* _YOUR OBJECTIVE_
Please rename "work-type-cell" to "job-type-cell" in everything from the line containing "152, 755, 193]" down to the line containing "306, 445, 347]". Give back only those lines, with nothing else changed.
___ DATA RECORDS
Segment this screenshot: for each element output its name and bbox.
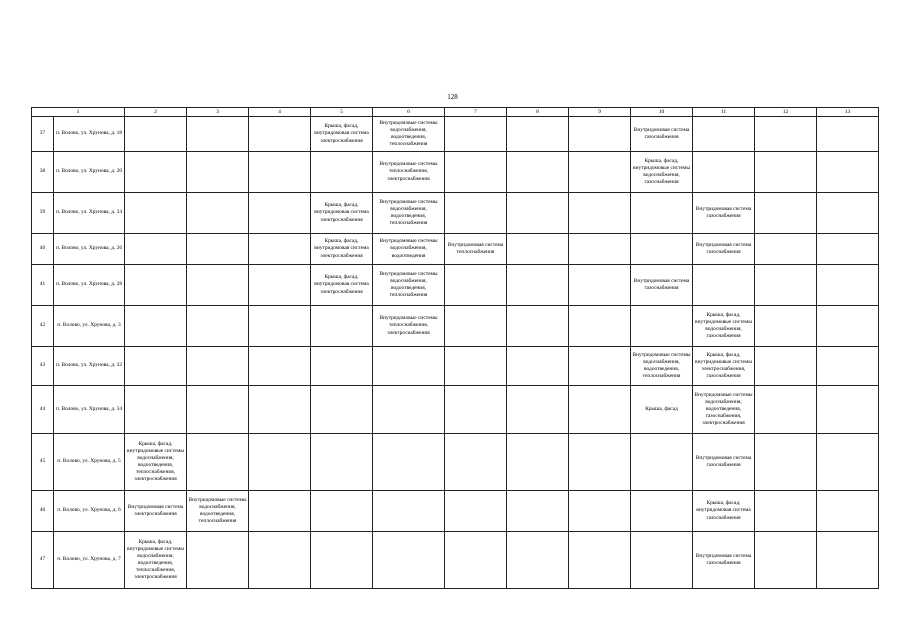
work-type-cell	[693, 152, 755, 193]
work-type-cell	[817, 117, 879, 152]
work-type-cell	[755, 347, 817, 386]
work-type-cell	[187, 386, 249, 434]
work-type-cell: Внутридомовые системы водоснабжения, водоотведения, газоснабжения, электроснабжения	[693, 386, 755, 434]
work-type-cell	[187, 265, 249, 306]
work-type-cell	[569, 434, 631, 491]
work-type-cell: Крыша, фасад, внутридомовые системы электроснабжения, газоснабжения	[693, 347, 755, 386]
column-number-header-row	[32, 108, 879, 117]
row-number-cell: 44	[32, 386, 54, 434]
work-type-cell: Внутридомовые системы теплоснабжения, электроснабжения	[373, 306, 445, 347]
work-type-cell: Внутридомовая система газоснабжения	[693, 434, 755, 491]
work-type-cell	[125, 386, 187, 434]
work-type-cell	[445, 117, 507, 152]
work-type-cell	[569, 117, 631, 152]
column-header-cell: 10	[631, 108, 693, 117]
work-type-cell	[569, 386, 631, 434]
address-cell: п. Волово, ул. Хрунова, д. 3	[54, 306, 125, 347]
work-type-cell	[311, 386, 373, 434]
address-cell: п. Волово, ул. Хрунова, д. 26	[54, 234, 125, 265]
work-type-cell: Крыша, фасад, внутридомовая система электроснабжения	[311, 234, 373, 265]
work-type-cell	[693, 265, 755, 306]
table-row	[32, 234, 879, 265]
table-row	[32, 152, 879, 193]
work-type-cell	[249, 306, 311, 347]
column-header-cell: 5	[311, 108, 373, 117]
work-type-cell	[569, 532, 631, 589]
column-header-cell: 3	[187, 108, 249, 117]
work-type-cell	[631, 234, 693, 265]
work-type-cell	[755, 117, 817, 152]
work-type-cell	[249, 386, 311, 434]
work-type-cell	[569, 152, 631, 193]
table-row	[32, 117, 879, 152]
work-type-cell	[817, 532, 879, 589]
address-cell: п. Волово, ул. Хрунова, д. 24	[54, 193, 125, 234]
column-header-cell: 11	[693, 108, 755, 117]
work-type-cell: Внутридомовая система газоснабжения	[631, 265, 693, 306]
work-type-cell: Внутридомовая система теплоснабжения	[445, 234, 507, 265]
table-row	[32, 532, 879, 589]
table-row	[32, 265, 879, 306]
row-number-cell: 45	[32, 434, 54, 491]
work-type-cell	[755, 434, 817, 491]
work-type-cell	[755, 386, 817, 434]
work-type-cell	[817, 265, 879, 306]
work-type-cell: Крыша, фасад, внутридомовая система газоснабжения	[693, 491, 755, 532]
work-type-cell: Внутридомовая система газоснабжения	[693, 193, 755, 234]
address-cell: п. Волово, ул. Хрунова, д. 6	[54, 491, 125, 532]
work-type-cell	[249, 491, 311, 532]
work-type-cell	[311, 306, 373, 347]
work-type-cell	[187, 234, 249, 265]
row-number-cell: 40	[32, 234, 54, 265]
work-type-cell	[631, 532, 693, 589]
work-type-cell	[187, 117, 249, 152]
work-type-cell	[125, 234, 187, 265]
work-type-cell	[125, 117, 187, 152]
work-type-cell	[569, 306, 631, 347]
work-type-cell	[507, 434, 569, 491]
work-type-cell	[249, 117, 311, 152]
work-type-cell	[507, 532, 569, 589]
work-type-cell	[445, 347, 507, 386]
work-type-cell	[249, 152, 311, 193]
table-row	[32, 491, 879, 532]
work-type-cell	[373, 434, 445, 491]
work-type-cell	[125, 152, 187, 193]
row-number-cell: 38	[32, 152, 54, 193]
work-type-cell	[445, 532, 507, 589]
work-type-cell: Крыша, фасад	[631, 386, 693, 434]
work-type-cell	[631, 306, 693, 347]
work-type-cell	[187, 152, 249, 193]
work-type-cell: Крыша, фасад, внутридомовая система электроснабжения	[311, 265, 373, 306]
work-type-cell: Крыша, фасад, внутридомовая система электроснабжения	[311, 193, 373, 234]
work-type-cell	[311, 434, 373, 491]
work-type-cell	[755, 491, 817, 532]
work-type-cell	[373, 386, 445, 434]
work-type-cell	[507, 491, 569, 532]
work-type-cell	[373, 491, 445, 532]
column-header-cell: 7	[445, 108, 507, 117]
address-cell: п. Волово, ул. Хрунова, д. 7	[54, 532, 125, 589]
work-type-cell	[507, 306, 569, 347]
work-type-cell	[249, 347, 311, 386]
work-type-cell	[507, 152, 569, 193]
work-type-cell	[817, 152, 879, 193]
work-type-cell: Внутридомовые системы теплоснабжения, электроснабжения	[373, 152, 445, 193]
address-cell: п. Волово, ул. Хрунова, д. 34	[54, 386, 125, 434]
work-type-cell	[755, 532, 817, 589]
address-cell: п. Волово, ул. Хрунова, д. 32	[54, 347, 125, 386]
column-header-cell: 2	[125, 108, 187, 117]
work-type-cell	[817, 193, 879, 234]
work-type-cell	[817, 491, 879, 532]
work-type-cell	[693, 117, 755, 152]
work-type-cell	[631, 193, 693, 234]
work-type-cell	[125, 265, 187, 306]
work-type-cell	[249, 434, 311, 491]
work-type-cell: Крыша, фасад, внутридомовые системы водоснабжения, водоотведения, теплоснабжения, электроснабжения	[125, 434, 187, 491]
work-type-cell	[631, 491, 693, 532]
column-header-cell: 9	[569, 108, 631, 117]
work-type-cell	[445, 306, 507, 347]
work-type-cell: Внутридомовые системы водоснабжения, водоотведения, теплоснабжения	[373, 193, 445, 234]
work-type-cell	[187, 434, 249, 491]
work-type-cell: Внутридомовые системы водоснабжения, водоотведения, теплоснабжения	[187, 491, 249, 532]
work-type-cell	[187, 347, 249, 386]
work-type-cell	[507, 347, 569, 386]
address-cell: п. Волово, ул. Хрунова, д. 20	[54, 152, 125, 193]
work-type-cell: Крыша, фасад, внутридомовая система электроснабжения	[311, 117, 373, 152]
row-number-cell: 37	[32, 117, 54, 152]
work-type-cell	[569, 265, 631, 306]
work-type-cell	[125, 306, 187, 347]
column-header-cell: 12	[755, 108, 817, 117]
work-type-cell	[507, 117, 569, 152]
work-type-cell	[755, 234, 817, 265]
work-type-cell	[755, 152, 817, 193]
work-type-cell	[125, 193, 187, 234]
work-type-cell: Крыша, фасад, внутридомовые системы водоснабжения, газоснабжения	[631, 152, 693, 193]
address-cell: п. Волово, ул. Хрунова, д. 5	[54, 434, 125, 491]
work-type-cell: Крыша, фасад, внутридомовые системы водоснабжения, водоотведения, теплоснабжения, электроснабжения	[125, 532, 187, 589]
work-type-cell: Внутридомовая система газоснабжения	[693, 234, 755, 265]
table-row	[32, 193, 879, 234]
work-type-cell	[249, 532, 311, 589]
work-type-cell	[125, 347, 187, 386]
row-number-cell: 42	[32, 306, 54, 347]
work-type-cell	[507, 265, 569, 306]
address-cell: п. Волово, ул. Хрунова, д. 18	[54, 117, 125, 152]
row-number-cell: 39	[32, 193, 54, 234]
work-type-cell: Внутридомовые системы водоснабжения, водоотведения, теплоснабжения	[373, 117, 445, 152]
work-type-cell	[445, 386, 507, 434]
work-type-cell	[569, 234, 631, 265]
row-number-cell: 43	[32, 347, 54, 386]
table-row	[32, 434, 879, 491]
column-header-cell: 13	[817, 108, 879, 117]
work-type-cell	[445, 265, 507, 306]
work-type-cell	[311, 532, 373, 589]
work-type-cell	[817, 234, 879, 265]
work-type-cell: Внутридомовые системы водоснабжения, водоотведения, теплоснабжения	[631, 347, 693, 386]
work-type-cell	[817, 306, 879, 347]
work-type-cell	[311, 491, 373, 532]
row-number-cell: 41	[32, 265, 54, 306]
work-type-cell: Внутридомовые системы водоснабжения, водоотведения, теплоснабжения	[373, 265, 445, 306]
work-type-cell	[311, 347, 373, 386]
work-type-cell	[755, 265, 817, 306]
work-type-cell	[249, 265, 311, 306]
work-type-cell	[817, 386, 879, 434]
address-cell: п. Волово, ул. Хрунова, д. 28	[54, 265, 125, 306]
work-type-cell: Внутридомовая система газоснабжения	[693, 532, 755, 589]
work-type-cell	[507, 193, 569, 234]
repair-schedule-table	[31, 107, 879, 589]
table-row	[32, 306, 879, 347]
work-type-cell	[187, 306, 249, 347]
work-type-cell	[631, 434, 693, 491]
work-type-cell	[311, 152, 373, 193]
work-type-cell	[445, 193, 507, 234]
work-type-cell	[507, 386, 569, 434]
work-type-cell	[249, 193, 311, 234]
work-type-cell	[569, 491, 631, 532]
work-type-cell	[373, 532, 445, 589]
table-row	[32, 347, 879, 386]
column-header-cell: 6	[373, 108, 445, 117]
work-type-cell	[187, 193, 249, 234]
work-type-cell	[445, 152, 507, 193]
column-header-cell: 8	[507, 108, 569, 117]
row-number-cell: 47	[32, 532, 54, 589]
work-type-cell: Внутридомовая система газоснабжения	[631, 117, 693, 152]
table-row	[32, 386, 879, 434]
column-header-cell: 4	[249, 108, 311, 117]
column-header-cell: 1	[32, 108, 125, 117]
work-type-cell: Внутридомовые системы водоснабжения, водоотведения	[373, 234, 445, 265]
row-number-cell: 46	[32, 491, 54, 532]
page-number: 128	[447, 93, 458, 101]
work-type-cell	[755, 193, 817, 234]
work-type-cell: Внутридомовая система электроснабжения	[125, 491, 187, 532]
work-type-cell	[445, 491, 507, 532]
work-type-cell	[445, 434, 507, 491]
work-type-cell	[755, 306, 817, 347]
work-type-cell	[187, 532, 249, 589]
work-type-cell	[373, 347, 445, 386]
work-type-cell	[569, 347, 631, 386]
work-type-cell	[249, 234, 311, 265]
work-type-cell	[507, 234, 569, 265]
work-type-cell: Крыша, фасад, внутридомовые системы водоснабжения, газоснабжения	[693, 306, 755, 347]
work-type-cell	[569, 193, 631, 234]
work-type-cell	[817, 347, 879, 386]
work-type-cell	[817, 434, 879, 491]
______
* _EXERCISE RESULT_
job-type-cell	[693, 152, 755, 193]
job-type-cell	[817, 117, 879, 152]
job-type-cell	[755, 347, 817, 386]
job-type-cell	[187, 386, 249, 434]
job-type-cell: Внутридомовые системы водоснабжения, водоотведения, газоснабжения, электроснабжения	[693, 386, 755, 434]
job-type-cell	[187, 265, 249, 306]
job-type-cell	[569, 434, 631, 491]
job-type-cell: Крыша, фасад, внутридомовые системы электроснабжения, газоснабжения	[693, 347, 755, 386]
column-number-header-row	[32, 108, 879, 117]
row-number-cell: 44	[32, 386, 54, 434]
job-type-cell: Внутридомовые системы теплоснабжения, электроснабжения	[373, 306, 445, 347]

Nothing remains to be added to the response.